CONSIGNE ÉCRITE 1 —
Pour chacune des affirmations suivantes, indiquez par oui ou par non si elle concorde avec le texte sur l'apostasie dans le christianisme, et citez à l'identique les mots du texte qui tranchent. (a) Le nom grec apostasia apparaît trois fois dans le Nouveau Testament. (b) Judas Iscariote faisait partie des douze apôtres. (c) Le terme apostasie est issu du latin.

PASSAGE FOURNI —
────────────────

Apostasie dans le christianisme — Wikipédia

Judas trahit Jésus avec un baiser. Judas Iscariote, l'un des douze apôtres, est devenu apostat

L'apostasie dans le christianisme est le rejet du Christ par un chrétien. Le terme apostasie vient du grec apostasia (αποστασία) qui signifie défection, départ, révolte ou rébellion.

L'enseignement biblique[modifier | modifier le code]

Le nom grec apostasia (rébellion, abandon, état d'apostasie, défection)[1] ne se trouve que deux fois dans le Nouveau Testament (Actes 21:21 ; 2 Thessaloniciens 2:3)[2]. Cependant, « le concept d'apostasie se retrouve dans les Écritures »[3]. Le verbe apparenté aphistēmi (s'en aller, se retirer, chuter)[4] dénote une signification théologique considérable dans trois passages (Luc 8:13 ; 1 Timothée 4:1 ; Hébreux 3:12)[5].

────────────────

DONNÉES ENREGISTRÉES —
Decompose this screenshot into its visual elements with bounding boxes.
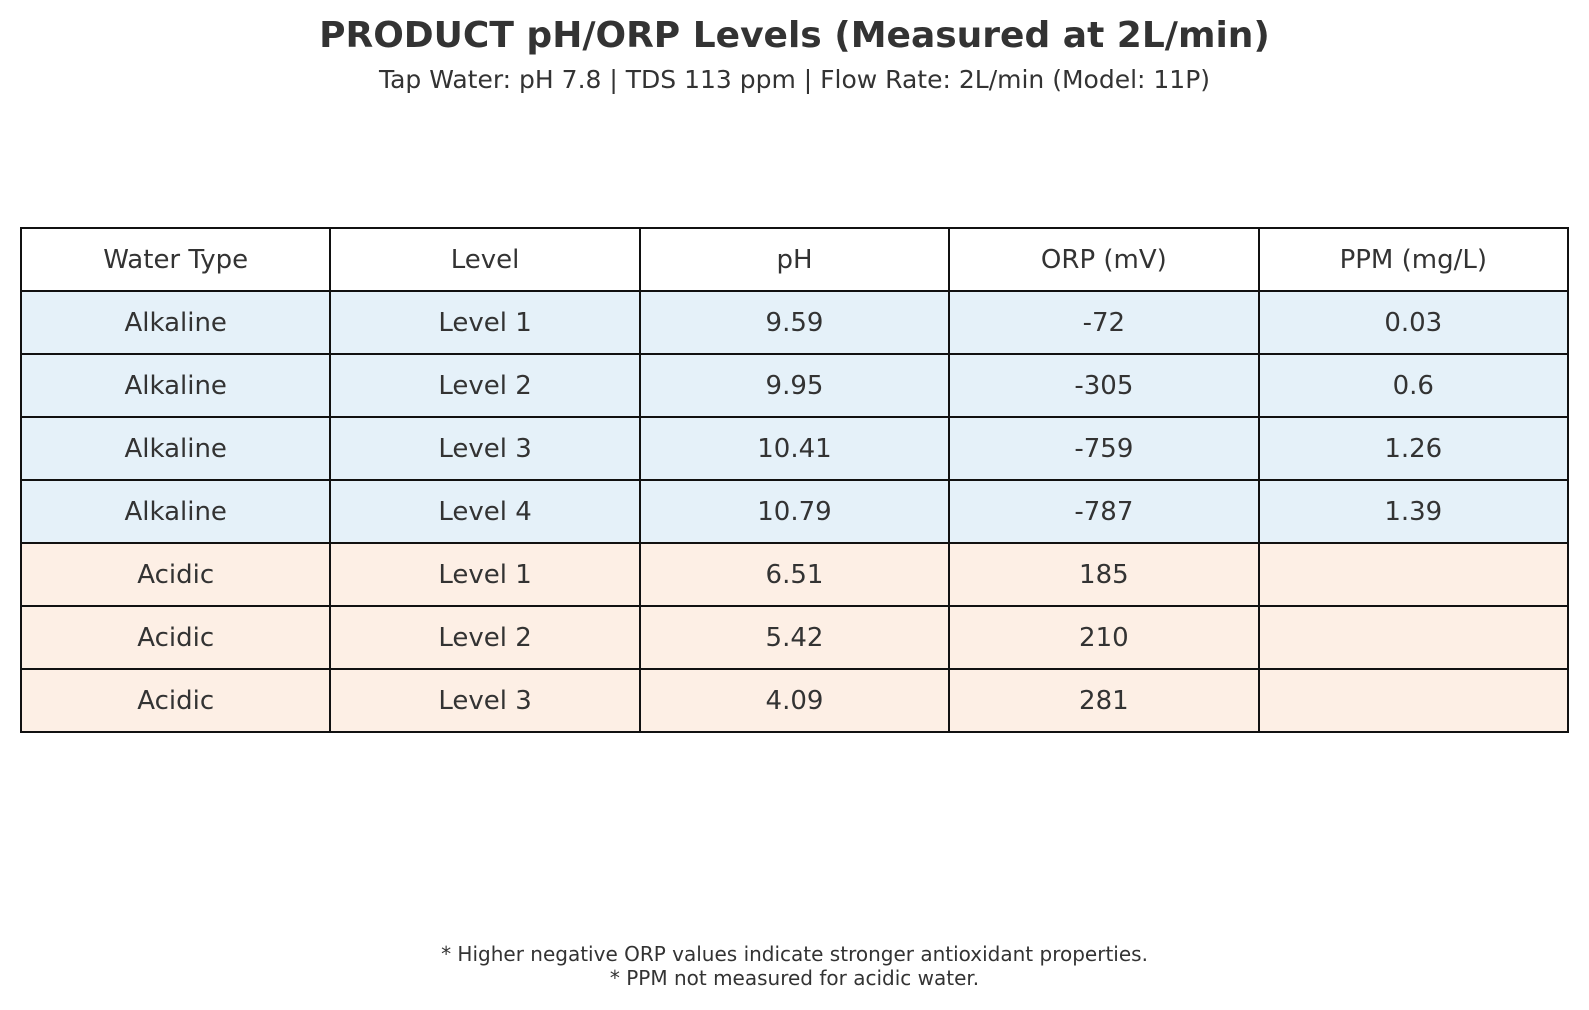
cell-level: Level 1 — [330, 291, 639, 354]
chart-subtitle: Tap Water: pH 7.8 | TDS 113 ppm | Flow Rate: 2L/min (Model: 11P) — [378, 65, 1211, 94]
cell-ppm — [1259, 669, 1568, 732]
cell-water-type: Alkaline — [21, 417, 330, 480]
header-level: Level — [330, 228, 639, 291]
cell-ppm: 0.03 — [1259, 291, 1568, 354]
table-row — [21, 354, 1568, 417]
cell-ph: 6.51 — [640, 543, 949, 606]
cell-level: Level 3 — [330, 417, 639, 480]
table-body — [21, 291, 1568, 732]
data-table — [20, 227, 1569, 733]
table-row — [21, 543, 1568, 606]
footnote-ppm: * PPM not measured for acidic water. — [609, 966, 980, 990]
cell-ppm — [1259, 606, 1568, 669]
cell-ph: 10.41 — [640, 417, 949, 480]
cell-orp: 210 — [949, 606, 1258, 669]
cell-level: Level 4 — [330, 480, 639, 543]
cell-orp: -759 — [949, 417, 1258, 480]
cell-ph: 5.42 — [640, 606, 949, 669]
cell-ppm: 0.6 — [1259, 354, 1568, 417]
cell-water-type: Alkaline — [21, 480, 330, 543]
cell-orp: -305 — [949, 354, 1258, 417]
cell-ph: 9.95 — [640, 354, 949, 417]
cell-level: Level 2 — [330, 354, 639, 417]
cell-orp: 281 — [949, 669, 1258, 732]
header-row — [21, 228, 1568, 291]
cell-water-type: Acidic — [21, 669, 330, 732]
cell-ph: 4.09 — [640, 669, 949, 732]
table-row — [21, 606, 1568, 669]
cell-orp: 185 — [949, 543, 1258, 606]
footnotes — [0, 942, 1589, 990]
cell-ph: 10.79 — [640, 480, 949, 543]
header-orp: ORP (mV) — [949, 228, 1258, 291]
cell-orp: -72 — [949, 291, 1258, 354]
cell-level: Level 1 — [330, 543, 639, 606]
table-row — [21, 480, 1568, 543]
cell-level: Level 2 — [330, 606, 639, 669]
cell-water-type: Acidic — [21, 606, 330, 669]
cell-ppm: 1.39 — [1259, 480, 1568, 543]
cell-ph: 9.59 — [640, 291, 949, 354]
chart-title: PRODUCT pH/ORP Levels (Measured at 2L/min) — [319, 15, 1270, 56]
cell-water-type: Acidic — [21, 543, 330, 606]
cell-water-type: Alkaline — [21, 354, 330, 417]
footnote-orp: * Higher negative ORP values indicate stronger antioxidant properties. — [441, 942, 1148, 966]
cell-ppm: 1.26 — [1259, 417, 1568, 480]
cell-ppm — [1259, 543, 1568, 606]
table-row — [21, 291, 1568, 354]
header-water-type: Water Type — [21, 228, 330, 291]
cell-level: Level 3 — [330, 669, 639, 732]
cell-water-type: Alkaline — [21, 291, 330, 354]
table-row — [21, 417, 1568, 480]
table-row — [21, 669, 1568, 732]
header-ph: pH — [640, 228, 949, 291]
cell-orp: -787 — [949, 480, 1258, 543]
header-ppm: PPM (mg/L) — [1259, 228, 1568, 291]
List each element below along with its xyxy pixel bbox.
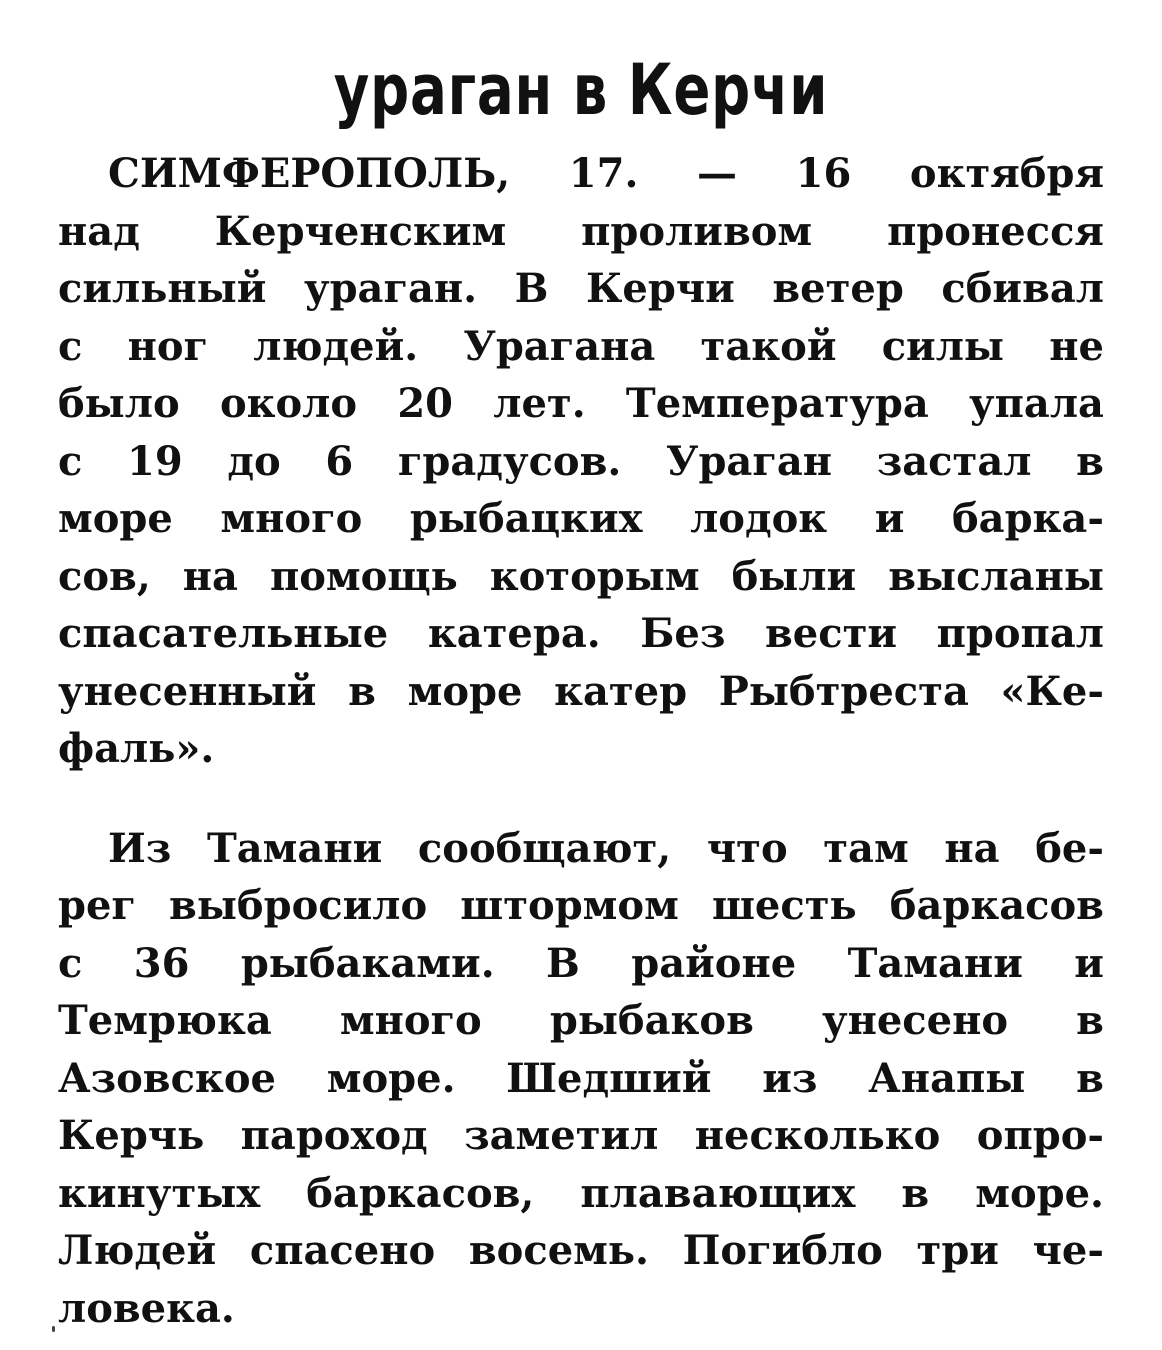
word: Керченским	[214, 207, 507, 255]
word: сообщают,	[417, 824, 672, 872]
word: катера.	[427, 610, 601, 657]
word: которым	[489, 552, 700, 600]
word: и	[1074, 939, 1104, 987]
paragraph	[58, 145, 1104, 778]
word: градусов.	[397, 437, 622, 485]
word: пропал	[936, 610, 1104, 657]
word: с	[58, 939, 83, 987]
word: рыбаков	[549, 997, 754, 1044]
word: пароход	[240, 1112, 428, 1159]
word: упала	[969, 380, 1104, 427]
word: Шедший	[506, 1054, 712, 1102]
word: 6	[325, 437, 354, 485]
word: три	[916, 1227, 999, 1274]
word: около	[219, 380, 358, 427]
word: море	[58, 495, 173, 542]
text-line	[58, 548, 1104, 606]
word: барка-	[951, 495, 1104, 542]
word: в	[1076, 437, 1104, 485]
word: в	[901, 1169, 930, 1217]
word: спасено	[249, 1227, 436, 1274]
text-line	[58, 1165, 1104, 1223]
word: ураган.	[303, 265, 478, 312]
word: из	[762, 1054, 818, 1102]
word: Погибло	[682, 1227, 883, 1274]
word: шесть	[711, 882, 857, 929]
word: людей.	[253, 322, 419, 370]
word: Урагана	[463, 322, 656, 370]
word: кинутых	[58, 1169, 261, 1217]
word: Керчи	[586, 265, 735, 312]
word: штормом	[460, 882, 679, 929]
word: лет.	[493, 380, 586, 427]
word: Тамани	[847, 939, 1023, 987]
word: октября	[909, 150, 1104, 197]
word: несколько	[694, 1112, 941, 1159]
word: и	[874, 495, 905, 542]
word: Керчь	[58, 1112, 205, 1159]
word: застал	[876, 437, 1032, 485]
word: море	[407, 667, 523, 715]
text-line	[58, 663, 1104, 721]
word: сбивал	[941, 265, 1104, 312]
word: рыбаками.	[240, 939, 495, 987]
word: 17.	[568, 150, 639, 197]
text-line	[58, 935, 1104, 993]
word: восемь.	[468, 1227, 649, 1274]
word: 36	[133, 939, 190, 987]
word: Тамани	[206, 824, 383, 872]
word: —	[697, 150, 737, 197]
word: лодок	[690, 495, 828, 542]
word: Анапы	[868, 1054, 1026, 1102]
word: че-	[1032, 1227, 1104, 1274]
word: опро-	[976, 1112, 1104, 1159]
word: 19	[127, 437, 183, 485]
word: помощь	[269, 552, 458, 600]
word: «Ке-	[1000, 667, 1104, 715]
word: с	[58, 322, 83, 370]
word: Рыбтреста	[718, 667, 969, 715]
word: море.	[975, 1169, 1104, 1217]
word: Темрюка	[58, 997, 272, 1044]
word: Азовское	[58, 1054, 276, 1102]
paragraph-gap	[58, 778, 1104, 820]
text-line	[58, 820, 1104, 878]
word: такой	[700, 322, 837, 370]
word: Из	[108, 824, 172, 872]
word: проливом	[581, 207, 813, 255]
word: СИМФЕРОПОЛЬ,	[108, 150, 511, 197]
word: унесено	[821, 997, 1009, 1044]
word: в	[1076, 1054, 1104, 1102]
text-line	[58, 605, 1104, 663]
text-line	[58, 1280, 1104, 1338]
paragraph	[58, 820, 1104, 1338]
word: на	[182, 552, 238, 600]
word: над	[58, 207, 140, 255]
word: с	[58, 437, 83, 485]
word: Людей	[58, 1227, 217, 1274]
text-line	[58, 203, 1104, 261]
word: ветер	[772, 265, 904, 312]
text-line	[58, 1222, 1104, 1280]
word: до	[227, 437, 281, 485]
word: в	[348, 667, 376, 715]
text-line	[58, 260, 1104, 318]
word: пронесся	[887, 207, 1104, 255]
word: Без	[640, 610, 726, 657]
word: 20	[397, 380, 454, 427]
word: вести	[764, 610, 898, 657]
word: бе-	[1035, 824, 1104, 872]
word: баркасов,	[306, 1169, 535, 1217]
word: катер	[554, 667, 688, 715]
word: Температура	[625, 380, 929, 427]
word: фаль».	[58, 725, 215, 772]
text-line	[58, 433, 1104, 491]
text-line	[58, 318, 1104, 376]
word: баркасов	[889, 882, 1104, 929]
print-speck	[52, 1326, 55, 1332]
word: выбросило	[169, 882, 428, 929]
word: ловека.	[58, 1284, 235, 1332]
word: спасательные	[58, 610, 389, 657]
word: сов,	[58, 552, 151, 600]
word: заметил	[464, 1112, 659, 1159]
word: там	[823, 824, 909, 872]
word: районе	[631, 939, 797, 987]
newspaper-clipping	[58, 40, 1104, 1330]
word: 16	[795, 150, 852, 197]
text-line	[58, 490, 1104, 548]
text-line	[58, 375, 1104, 433]
text-line	[58, 720, 1104, 778]
word: рег	[58, 882, 136, 929]
headline: ураган в Керчи	[333, 49, 829, 131]
word: плавающих	[580, 1169, 856, 1217]
word: рыбацких	[409, 495, 643, 542]
word: море.	[326, 1054, 456, 1102]
word: высланы	[888, 552, 1104, 600]
word: на	[944, 824, 1000, 872]
word: были	[731, 552, 857, 600]
word: что	[706, 824, 788, 872]
text-line	[58, 1050, 1104, 1108]
word: много	[220, 495, 363, 542]
text-line	[58, 1107, 1104, 1165]
word: В	[514, 265, 549, 312]
word: силы	[881, 322, 1005, 370]
word: ног	[127, 322, 209, 370]
word: В	[546, 939, 580, 987]
text-line	[58, 992, 1104, 1050]
word: не	[1049, 322, 1104, 370]
word: было	[58, 380, 180, 427]
word: сильный	[58, 265, 267, 312]
word: в	[1076, 997, 1104, 1044]
text-line	[58, 877, 1104, 935]
word: много	[339, 997, 482, 1044]
word: Ураган	[666, 437, 833, 485]
word: унесенный	[58, 667, 317, 715]
article-body	[58, 145, 1104, 1337]
text-line	[58, 145, 1104, 203]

────────────────

CONSIGNE ÉCRITE 2 —
Dans les enregistrements, modifiez tout ce qui va de la ligne contenant « cell-level: Level 1 — [330, 291, 639, 354] » jusqu'à celle contenant « table-body — [21, 291, 1568, 732] » incluses, en remplaçant « Alkaline » par « Basic » sans rien changer d'autre. Ne redonnez que ces lignes.

RÉPONSE CORRECTE 1 —
(a) Non : « ne se trouve que deux fois dans le Nouveau Testament »
(b) Oui : « Judas Iscariote, l'un des douze apôtres, est devenu apostat »
(c) Non : « Le terme apostasie vient du grec apostasia »

RÉPONSE CORRECTE 2 —
cell-level: Level 1 — [330, 291, 639, 354]
chart-subtitle: Tap Water: pH 7.8 | TDS 113 ppm | Flow Rate: 2L/min (Model: 11P) — [378, 65, 1211, 94]
cell-ppm — [1259, 669, 1568, 732]
cell-water-type: Basic — [21, 417, 330, 480]
header-level: Level — [330, 228, 639, 291]
cell-ppm: 0.03 — [1259, 291, 1568, 354]
table-row — [21, 354, 1568, 417]
cell-ph: 6.51 — [640, 543, 949, 606]
cell-level: Level 3 — [330, 417, 639, 480]
table-body — [21, 291, 1568, 732]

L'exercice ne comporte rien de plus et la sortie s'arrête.